The request
Translate this sentence from the passage on Flash memory into Spanish: "The device programmer is attached to a computer, which specifies the type of ROM and the data values to program."

Text section

————

Fujio Masuoka, 1944–

Received a Ph.D. in electrical engineering from Tohoku University, Japan. Developed memories and high-speed circuits at Toshiba from 1971 to 1994. Invented Flash memory as an unauthorized project pursued during nights and weekends in the late 1970s. Flash received its name because the process of erasing the memory reminds one of the flash of a camera. Toshiba was slow to commercialize the idea; Intel was first to market in 1988. Flash has grown into a \$25 billion per year market. Dr. Masuoka later joined the faculty at Tohoku University and is working to develop a 3-dimensional transistor.

Flash memory drives with Universal Serial Bus (USB) connectors have replaced floppy disks and CDs for sharing files because Flash costs have dropped so dramatically.

Programmable ROMs can be configured with a device programmer like the one shown below. The device programmer is attached to a computer, which specifies the type of ROM and the data values to program. The device programmer blows fuses or injects charge onto a floating gate on the ROM. Thus the programming process is sometimes called burning a ROM.

————

Stored records
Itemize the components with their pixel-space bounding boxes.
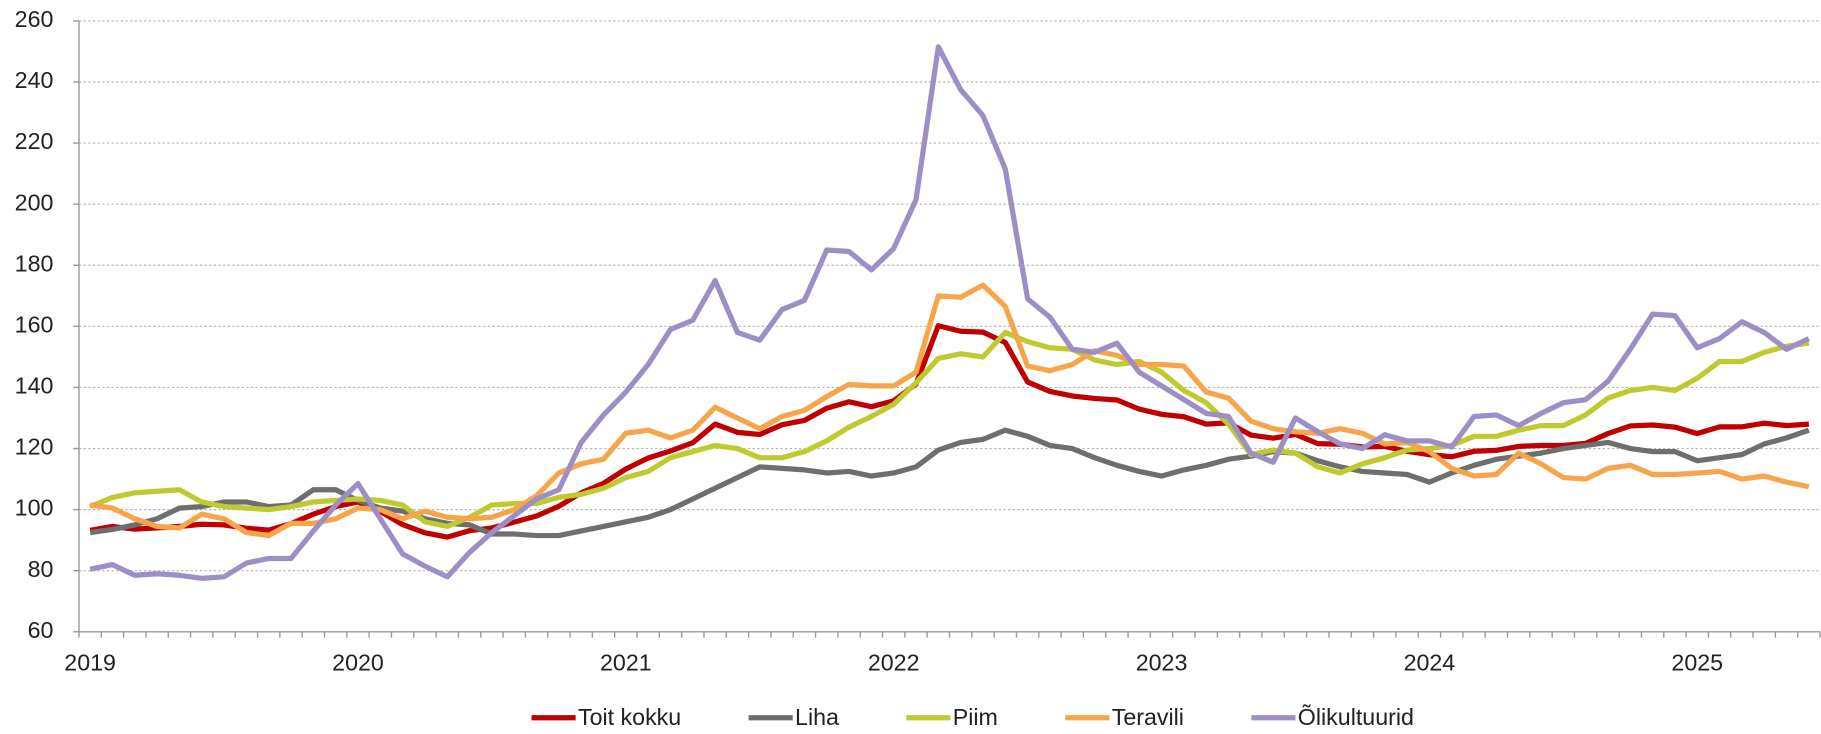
legend-label: Piim (953, 704, 998, 730)
legend-item: Liha (748, 704, 839, 730)
y-tick-label: 120 (15, 434, 54, 460)
legend-item: Teravili (1065, 704, 1184, 730)
y-tick-label: 220 (15, 128, 54, 154)
x-tick-label: 2023 (1136, 649, 1188, 675)
legend-label: Teravili (1112, 704, 1184, 730)
y-tick-label: 260 (15, 6, 54, 32)
x-tick-label: 2020 (332, 649, 384, 675)
legend-item: Toit kokku (531, 704, 681, 730)
y-tick-label: 200 (15, 189, 54, 215)
legend-label: Liha (795, 704, 839, 730)
y-tick-label: 160 (15, 311, 54, 337)
y-tick-label: 140 (15, 373, 54, 399)
legend: Toit kokku Liha Piim Teravili Õlikultuurid (531, 703, 1414, 730)
x-tick-label: 2022 (868, 649, 920, 675)
y-tick-label: 100 (15, 495, 54, 521)
x-tick-label: 2025 (1671, 649, 1723, 675)
series-line (89, 44, 1810, 581)
legend-item: Õlikultuurid (1251, 703, 1414, 730)
x-tick-label: 2021 (600, 649, 652, 675)
y-tick-label: 240 (15, 67, 54, 93)
x-tick-label: 2024 (1404, 649, 1456, 675)
y-tick-label: 180 (15, 250, 54, 276)
x-tick-label: 2019 (64, 649, 116, 675)
y-tick-label: 60 (28, 617, 54, 643)
legend-label: Õlikultuurid (1298, 703, 1414, 730)
legend-item: Piim (906, 704, 998, 730)
y-tick-label: 80 (28, 556, 54, 582)
series-line (89, 329, 1810, 530)
legend-label: Toit kokku (578, 704, 681, 730)
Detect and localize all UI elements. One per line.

————

Solution for this problem
El programador de dispositivos se conecta a una computadora, que especifica el tipo de ROM y los valores de datos que se deben programar.